**Provided entries:**
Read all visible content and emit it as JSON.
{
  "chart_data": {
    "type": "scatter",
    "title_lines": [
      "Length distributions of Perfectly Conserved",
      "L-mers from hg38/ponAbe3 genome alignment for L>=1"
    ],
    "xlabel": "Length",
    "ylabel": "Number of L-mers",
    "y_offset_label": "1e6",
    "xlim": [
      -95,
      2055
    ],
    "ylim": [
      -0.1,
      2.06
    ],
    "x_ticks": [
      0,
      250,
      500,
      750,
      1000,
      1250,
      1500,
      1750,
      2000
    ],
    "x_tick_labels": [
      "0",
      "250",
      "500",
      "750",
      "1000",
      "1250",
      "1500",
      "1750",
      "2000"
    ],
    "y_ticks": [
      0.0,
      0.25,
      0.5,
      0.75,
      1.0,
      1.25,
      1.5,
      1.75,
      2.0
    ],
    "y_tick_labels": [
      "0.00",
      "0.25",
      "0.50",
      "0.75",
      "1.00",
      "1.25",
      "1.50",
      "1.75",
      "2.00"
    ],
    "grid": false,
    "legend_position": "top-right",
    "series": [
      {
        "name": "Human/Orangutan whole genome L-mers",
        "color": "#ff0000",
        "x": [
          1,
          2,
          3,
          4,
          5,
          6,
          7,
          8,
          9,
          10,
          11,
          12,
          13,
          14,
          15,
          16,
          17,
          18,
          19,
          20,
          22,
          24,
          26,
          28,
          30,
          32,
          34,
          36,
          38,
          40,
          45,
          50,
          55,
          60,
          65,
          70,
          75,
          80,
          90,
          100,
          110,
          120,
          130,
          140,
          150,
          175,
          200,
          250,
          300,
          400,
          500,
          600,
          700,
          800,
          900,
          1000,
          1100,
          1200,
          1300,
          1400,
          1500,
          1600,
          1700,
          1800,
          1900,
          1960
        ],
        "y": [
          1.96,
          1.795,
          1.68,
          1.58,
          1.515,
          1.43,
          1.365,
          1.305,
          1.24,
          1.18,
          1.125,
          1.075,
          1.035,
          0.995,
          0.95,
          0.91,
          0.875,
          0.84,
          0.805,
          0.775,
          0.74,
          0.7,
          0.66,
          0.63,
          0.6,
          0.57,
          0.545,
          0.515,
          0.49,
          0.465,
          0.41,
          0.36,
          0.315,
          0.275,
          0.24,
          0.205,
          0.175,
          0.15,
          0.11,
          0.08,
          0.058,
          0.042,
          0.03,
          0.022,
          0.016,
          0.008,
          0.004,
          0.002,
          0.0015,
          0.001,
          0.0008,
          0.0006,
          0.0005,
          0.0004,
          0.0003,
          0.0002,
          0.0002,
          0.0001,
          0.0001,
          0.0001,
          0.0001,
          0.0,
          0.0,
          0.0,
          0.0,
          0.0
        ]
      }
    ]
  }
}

--

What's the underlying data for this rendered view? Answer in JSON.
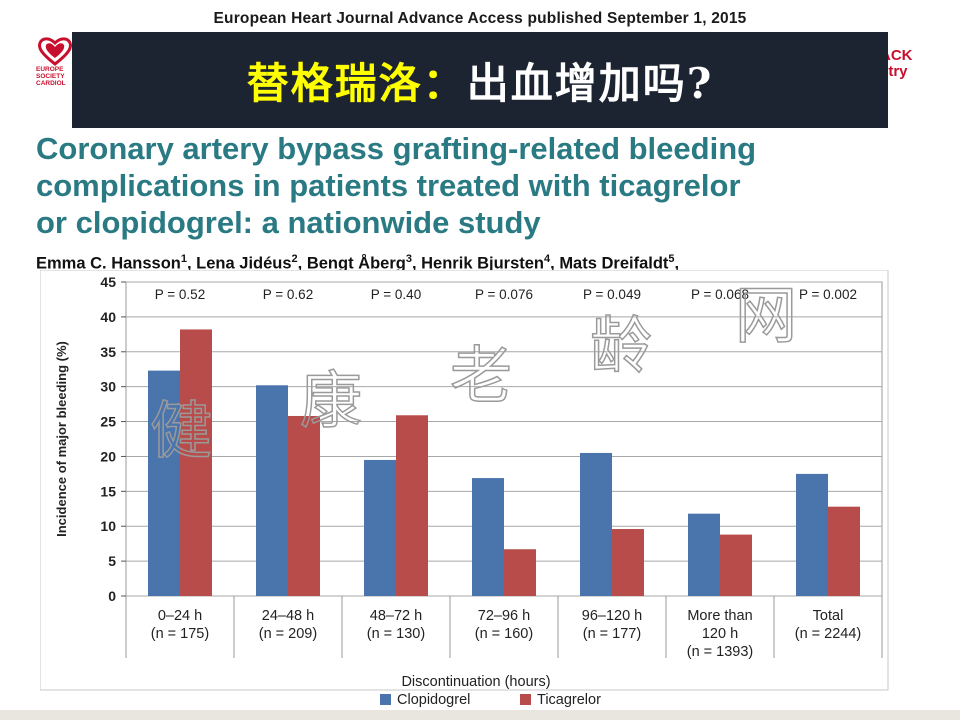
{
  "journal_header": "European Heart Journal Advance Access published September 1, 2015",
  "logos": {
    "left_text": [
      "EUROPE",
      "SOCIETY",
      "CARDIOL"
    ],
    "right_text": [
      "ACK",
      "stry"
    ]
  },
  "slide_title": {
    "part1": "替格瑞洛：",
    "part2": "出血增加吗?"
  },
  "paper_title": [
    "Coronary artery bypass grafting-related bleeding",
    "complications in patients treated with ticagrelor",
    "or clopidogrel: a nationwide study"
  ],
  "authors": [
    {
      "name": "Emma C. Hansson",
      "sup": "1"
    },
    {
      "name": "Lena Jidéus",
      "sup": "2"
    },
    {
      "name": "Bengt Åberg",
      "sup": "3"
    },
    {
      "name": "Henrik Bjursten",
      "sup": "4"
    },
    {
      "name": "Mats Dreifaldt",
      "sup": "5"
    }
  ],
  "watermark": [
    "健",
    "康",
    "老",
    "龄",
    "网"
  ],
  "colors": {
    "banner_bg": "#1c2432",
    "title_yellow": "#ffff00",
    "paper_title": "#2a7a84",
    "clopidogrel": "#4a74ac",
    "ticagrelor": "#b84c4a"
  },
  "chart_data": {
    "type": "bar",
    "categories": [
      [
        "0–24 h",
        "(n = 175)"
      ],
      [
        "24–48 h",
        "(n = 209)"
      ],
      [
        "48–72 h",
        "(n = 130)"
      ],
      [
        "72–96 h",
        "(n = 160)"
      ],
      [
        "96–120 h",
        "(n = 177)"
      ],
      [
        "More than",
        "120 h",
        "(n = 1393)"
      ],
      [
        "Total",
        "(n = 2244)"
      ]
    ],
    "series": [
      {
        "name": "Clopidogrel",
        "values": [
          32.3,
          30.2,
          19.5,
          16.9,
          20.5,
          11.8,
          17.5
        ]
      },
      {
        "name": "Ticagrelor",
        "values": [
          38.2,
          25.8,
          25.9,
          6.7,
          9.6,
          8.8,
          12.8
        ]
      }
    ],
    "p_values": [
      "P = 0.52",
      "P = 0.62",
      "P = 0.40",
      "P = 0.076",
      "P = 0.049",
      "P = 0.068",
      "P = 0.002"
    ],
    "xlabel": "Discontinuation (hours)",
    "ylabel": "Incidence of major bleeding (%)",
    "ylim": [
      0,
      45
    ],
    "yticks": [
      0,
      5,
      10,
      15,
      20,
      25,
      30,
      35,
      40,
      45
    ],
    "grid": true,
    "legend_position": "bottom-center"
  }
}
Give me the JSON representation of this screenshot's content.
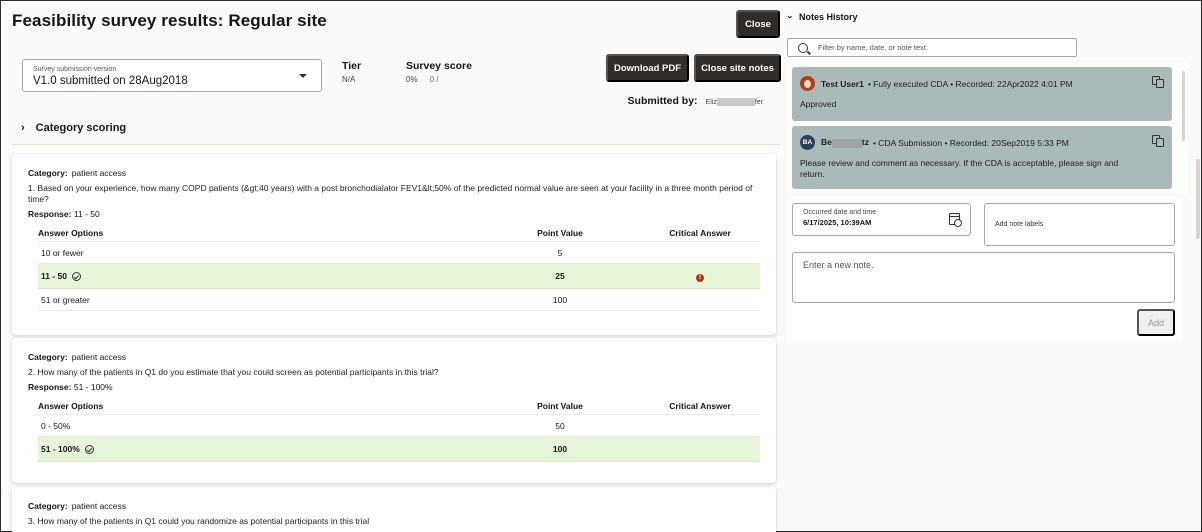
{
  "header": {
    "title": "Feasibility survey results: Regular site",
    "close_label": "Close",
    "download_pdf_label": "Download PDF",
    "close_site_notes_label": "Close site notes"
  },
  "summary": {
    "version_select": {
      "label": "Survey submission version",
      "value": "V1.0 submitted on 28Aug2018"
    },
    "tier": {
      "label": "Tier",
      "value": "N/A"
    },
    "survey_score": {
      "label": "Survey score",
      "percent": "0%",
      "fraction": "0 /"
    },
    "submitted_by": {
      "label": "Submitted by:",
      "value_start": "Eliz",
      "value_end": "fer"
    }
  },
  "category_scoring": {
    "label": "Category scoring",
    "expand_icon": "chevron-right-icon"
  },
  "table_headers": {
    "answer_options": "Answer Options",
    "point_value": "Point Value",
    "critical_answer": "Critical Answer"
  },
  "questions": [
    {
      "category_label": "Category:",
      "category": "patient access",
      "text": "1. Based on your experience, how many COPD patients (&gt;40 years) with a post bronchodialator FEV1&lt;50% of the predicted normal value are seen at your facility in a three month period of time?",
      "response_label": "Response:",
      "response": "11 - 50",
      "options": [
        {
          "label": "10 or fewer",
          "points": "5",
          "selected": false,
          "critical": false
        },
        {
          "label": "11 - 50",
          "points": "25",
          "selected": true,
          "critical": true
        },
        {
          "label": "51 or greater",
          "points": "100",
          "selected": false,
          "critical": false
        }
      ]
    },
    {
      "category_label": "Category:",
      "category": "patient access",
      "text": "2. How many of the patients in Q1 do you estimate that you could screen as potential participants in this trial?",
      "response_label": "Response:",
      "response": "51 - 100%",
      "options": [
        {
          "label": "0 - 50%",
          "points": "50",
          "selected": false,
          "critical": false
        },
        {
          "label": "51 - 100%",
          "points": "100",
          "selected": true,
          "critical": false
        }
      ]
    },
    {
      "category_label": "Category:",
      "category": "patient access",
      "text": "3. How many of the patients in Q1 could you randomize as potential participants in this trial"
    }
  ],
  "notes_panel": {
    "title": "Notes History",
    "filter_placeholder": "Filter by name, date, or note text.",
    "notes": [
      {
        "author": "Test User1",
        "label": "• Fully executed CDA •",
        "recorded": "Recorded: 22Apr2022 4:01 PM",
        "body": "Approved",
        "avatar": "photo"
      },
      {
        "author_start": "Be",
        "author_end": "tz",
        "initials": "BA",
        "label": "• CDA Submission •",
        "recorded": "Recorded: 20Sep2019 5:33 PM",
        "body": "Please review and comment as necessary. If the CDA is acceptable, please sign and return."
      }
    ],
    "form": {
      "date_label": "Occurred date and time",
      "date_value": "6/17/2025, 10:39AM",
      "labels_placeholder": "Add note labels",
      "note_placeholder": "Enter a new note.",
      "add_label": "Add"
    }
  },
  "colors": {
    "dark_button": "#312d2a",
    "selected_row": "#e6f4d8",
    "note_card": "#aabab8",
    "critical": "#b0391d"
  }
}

**Work task:** Show every line of the listing containing the string "xlabel" by copying it.

**Response to this exercise:**
    "xlabel": "Length",
    "xlabel": "Discontinuation (hours)",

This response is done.